Records supplied:
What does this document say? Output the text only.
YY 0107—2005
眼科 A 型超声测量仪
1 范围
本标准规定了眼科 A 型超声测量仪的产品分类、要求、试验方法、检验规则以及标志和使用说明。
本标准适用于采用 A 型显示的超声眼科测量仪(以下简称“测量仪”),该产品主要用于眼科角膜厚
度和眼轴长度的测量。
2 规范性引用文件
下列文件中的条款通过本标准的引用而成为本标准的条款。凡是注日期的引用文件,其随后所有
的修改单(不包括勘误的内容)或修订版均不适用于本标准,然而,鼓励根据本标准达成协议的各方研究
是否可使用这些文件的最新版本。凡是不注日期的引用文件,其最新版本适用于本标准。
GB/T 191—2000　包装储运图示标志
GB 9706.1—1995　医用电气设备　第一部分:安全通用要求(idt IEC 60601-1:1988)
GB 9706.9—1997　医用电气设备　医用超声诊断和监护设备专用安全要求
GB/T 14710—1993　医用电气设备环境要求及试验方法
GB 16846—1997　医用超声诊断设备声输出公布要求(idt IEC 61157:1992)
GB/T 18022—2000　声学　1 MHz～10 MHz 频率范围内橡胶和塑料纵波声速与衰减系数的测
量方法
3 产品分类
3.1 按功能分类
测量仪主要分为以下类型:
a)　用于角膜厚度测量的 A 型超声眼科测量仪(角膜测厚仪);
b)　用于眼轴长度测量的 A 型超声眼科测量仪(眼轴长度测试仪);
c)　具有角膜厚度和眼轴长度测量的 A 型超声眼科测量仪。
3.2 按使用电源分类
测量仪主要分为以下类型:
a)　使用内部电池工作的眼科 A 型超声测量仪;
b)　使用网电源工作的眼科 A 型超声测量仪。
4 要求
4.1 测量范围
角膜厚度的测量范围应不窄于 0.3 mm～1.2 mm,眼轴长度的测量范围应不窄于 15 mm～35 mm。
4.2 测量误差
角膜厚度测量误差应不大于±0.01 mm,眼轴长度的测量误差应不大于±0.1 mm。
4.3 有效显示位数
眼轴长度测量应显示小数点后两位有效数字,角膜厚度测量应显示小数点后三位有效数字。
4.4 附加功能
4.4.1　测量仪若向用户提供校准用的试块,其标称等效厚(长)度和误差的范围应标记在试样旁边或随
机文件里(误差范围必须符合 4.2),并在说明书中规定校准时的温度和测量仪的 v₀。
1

Brief:
Write out all records exactly, keeping every detail.

Task response:
What does this document say? Output the text only.
YY 0107—2005
眼科 A 型超声测量仪
1 范围
本标准规定了眼科 A 型超声测量仪的产品分类、要求、试验方法、检验规则以及标志和使用说明。
本标准适用于采用 A 型显示的超声眼科测量仪(以下简称“测量仪”),该产品主要用于眼科角膜厚
度和眼轴长度的测量。
2 规范性引用文件
下列文件中的条款通过本标准的引用而成为本标准的条款。凡是注日期的引用文件,其随后所有
的修改单(不包括勘误的内容)或修订版均不适用于本标准,然而,鼓励根据本标准达成协议的各方研究
是否可使用这些文件的最新版本。凡是不注日期的引用文件,其最新版本适用于本标准。
GB/T 191—2000　包装储运图示标志
GB 9706.1—1995　医用电气设备　第一部分:安全通用要求(idt IEC 60601-1:1988)
GB 9706.9—1997　医用电气设备　医用超声诊断和监护设备专用安全要求
GB/T 14710—1993　医用电气设备环境要求及试验方法
GB 16846—1997　医用超声诊断设备声输出公布要求(idt IEC 61157:1992)
GB/T 18022—2000　声学　1 MHz～10 MHz 频率范围内橡胶和塑料纵波声速与衰减系数的测
量方法
3 产品分类
3.1 按功能分类
测量仪主要分为以下类型:
a)　用于角膜厚度测量的 A 型超声眼科测量仪(角膜测厚仪);
b)　用于眼轴长度测量的 A 型超声眼科测量仪(眼轴长度测试仪);
c)　具有角膜厚度和眼轴长度测量的 A 型超声眼科测量仪。
3.2 按使用电源分类
测量仪主要分为以下类型:
a)　使用内部电池工作的眼科 A 型超声测量仪;
b)　使用网电源工作的眼科 A 型超声测量仪。
4 要求
4.1 测量范围
角膜厚度的测量范围应不窄于 0.3 mm～1.2 mm,眼轴长度的测量范围应不窄于 15 mm～35 mm。
4.2 测量误差
角膜厚度测量误差应不大于±0.01 mm,眼轴长度的测量误差应不大于±0.1 mm。
4.3 有效显示位数
眼轴长度测量应显示小数点后两位有效数字,角膜厚度测量应显示小数点后三位有效数字。
4.4 附加功能
4.4.1　测量仪若向用户提供校准用的试块,其标称等效厚(长)度和误差的范围应标记在试样旁边或随
机文件里(误差范围必须符合 4.2),并在说明书中规定校准时的温度和测量仪的 v₀。
1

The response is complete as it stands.